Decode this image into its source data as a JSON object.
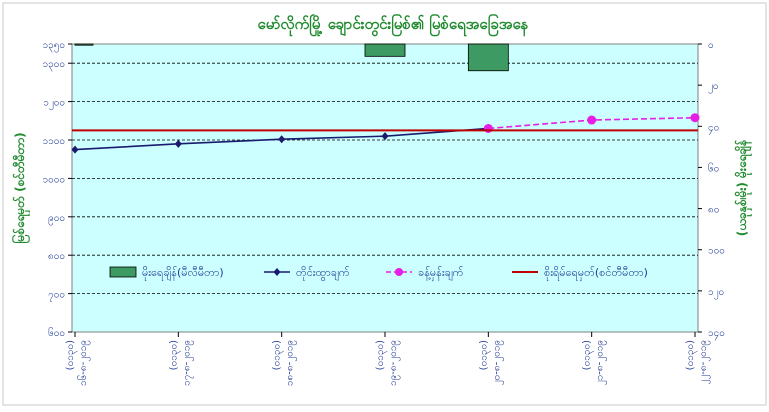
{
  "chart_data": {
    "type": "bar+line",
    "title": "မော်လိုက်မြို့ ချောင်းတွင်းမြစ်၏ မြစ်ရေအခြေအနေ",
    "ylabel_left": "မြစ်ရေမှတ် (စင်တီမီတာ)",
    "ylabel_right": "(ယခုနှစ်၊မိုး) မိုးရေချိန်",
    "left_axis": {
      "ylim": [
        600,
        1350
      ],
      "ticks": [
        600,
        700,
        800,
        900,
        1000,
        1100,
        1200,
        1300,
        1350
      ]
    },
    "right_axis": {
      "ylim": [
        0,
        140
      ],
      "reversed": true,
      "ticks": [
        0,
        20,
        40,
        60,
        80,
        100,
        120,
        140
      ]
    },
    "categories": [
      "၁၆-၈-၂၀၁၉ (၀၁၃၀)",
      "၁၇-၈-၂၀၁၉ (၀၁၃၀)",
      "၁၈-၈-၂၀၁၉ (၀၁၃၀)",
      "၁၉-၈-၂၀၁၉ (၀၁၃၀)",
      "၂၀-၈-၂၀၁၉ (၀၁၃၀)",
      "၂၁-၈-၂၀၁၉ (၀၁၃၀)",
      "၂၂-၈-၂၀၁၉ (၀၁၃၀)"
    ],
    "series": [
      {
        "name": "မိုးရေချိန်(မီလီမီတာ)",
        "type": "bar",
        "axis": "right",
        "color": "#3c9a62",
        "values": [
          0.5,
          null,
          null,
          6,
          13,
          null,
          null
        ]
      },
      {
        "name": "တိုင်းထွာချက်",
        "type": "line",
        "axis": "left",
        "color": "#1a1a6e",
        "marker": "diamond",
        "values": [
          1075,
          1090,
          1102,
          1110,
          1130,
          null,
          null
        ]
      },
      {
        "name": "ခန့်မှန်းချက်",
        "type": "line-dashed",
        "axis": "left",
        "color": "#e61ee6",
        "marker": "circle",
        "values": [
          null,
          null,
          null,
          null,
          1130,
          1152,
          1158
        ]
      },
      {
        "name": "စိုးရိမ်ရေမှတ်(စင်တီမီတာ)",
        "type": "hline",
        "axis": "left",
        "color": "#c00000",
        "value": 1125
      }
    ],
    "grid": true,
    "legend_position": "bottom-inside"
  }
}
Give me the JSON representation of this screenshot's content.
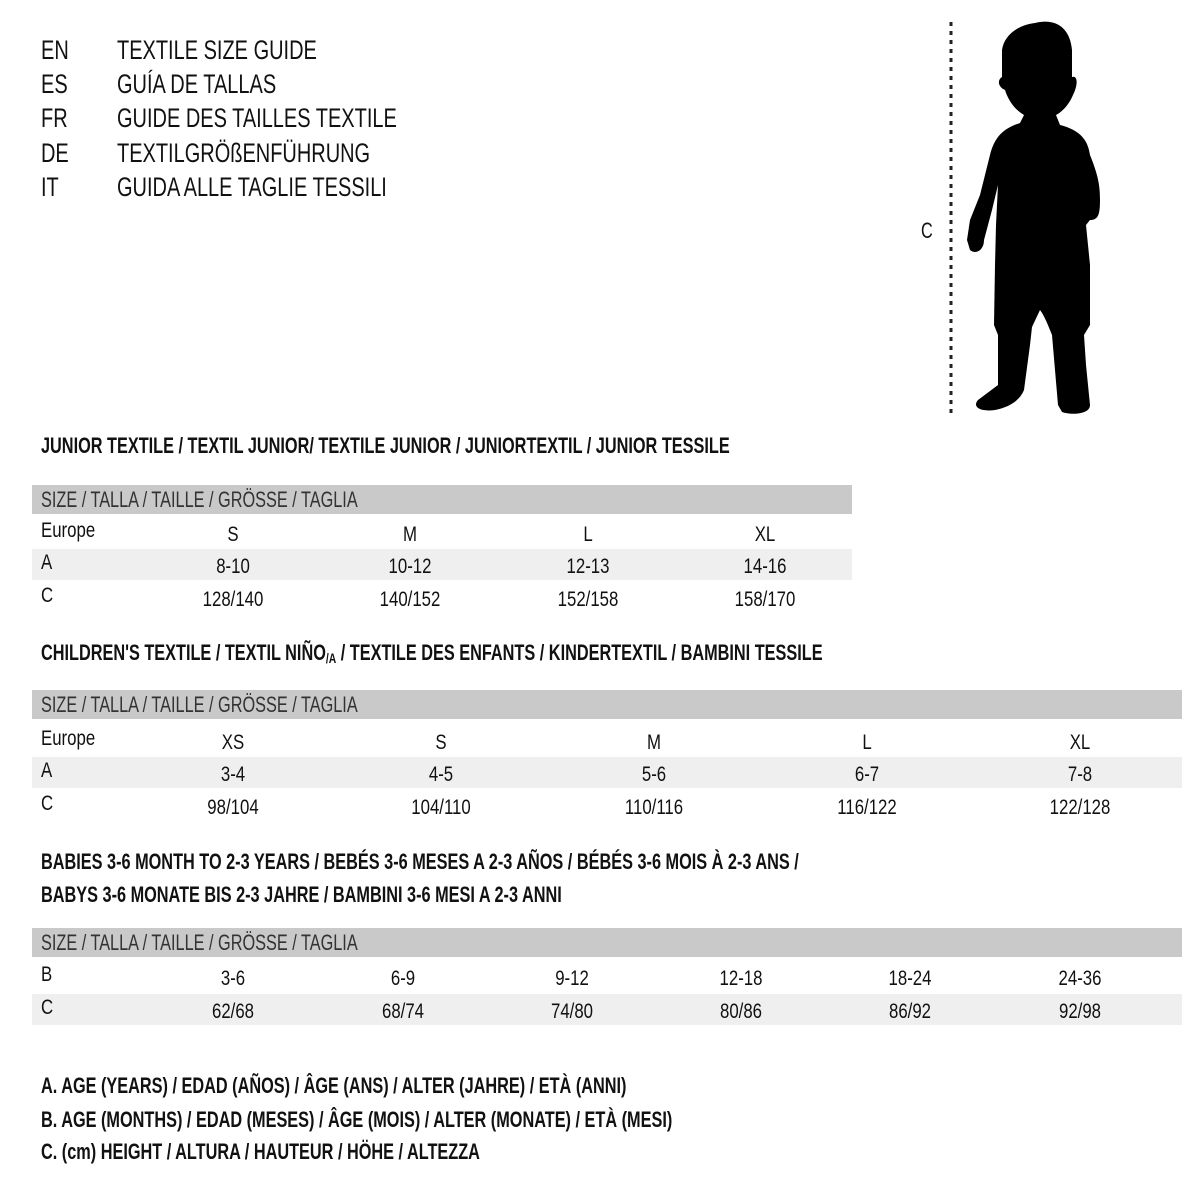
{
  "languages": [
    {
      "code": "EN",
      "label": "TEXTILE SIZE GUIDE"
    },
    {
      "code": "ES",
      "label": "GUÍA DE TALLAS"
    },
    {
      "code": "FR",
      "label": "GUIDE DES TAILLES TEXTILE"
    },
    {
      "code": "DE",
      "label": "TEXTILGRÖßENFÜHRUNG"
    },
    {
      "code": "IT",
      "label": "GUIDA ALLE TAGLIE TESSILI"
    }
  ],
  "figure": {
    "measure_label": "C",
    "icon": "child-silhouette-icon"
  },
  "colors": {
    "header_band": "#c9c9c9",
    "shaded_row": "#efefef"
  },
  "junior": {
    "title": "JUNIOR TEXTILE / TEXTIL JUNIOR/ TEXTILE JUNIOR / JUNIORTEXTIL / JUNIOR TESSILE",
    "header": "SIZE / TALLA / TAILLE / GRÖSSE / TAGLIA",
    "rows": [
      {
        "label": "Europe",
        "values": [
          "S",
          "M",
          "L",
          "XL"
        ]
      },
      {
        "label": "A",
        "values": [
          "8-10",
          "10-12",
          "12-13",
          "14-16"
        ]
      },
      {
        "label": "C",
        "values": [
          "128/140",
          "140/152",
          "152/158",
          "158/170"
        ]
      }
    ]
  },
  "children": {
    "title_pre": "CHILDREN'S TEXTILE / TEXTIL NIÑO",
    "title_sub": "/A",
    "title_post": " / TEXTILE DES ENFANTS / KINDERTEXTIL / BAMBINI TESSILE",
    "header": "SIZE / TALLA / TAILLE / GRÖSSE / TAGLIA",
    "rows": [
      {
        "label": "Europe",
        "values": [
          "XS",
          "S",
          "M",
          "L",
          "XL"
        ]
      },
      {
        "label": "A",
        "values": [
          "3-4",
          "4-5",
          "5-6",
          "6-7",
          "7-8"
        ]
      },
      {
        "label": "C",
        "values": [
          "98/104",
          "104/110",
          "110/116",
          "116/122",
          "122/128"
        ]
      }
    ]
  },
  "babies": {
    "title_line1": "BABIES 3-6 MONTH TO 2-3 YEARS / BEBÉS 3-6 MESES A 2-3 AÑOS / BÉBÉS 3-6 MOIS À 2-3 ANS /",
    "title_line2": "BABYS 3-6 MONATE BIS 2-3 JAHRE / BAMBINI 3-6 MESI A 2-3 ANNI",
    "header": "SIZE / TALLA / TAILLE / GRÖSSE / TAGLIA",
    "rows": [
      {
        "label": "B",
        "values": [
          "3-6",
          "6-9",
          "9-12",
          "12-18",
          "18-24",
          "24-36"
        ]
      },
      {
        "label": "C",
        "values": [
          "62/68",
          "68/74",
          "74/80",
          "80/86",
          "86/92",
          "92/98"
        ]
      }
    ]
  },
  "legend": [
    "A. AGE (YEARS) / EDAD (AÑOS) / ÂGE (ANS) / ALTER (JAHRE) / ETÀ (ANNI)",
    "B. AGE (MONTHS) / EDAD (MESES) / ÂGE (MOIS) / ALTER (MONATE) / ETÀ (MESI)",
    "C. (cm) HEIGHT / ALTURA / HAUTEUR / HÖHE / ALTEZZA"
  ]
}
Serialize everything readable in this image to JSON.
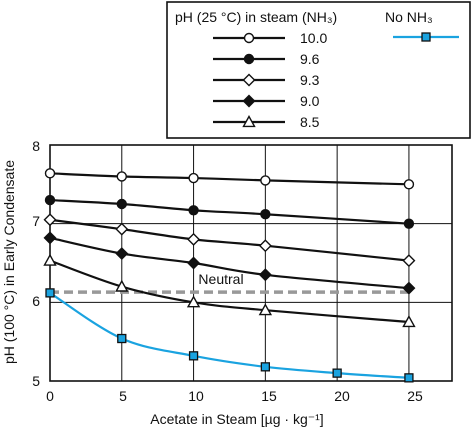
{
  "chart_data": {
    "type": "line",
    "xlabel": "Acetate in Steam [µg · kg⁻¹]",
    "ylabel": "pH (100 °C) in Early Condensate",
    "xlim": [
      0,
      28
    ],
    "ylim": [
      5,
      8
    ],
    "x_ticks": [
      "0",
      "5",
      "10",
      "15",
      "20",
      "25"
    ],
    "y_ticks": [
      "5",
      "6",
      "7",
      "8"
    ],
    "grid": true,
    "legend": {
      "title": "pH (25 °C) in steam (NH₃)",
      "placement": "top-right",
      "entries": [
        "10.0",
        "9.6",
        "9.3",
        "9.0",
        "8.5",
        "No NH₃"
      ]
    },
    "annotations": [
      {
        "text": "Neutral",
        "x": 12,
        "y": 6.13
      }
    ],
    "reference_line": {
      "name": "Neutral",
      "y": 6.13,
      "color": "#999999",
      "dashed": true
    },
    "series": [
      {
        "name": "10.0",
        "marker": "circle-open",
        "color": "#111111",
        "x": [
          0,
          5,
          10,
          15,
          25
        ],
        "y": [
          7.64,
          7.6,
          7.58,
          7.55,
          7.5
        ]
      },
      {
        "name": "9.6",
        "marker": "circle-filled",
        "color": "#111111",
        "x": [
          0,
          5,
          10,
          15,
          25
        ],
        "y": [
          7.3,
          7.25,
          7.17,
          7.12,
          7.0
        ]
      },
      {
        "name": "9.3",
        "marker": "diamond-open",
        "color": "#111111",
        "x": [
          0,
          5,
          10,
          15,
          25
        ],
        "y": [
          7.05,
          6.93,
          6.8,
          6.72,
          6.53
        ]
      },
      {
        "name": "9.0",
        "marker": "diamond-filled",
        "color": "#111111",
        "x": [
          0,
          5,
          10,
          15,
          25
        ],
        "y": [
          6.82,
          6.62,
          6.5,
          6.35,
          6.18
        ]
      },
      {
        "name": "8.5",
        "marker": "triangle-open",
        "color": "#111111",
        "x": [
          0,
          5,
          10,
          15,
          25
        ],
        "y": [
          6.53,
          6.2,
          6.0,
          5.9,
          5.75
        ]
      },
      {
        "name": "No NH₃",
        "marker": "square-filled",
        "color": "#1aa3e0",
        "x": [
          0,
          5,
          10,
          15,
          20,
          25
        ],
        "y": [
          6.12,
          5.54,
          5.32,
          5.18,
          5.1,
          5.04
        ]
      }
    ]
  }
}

▶ Problem statement: In how many lines does the word "image" appear? Respond with the number alone.

▶ Exercise response: 2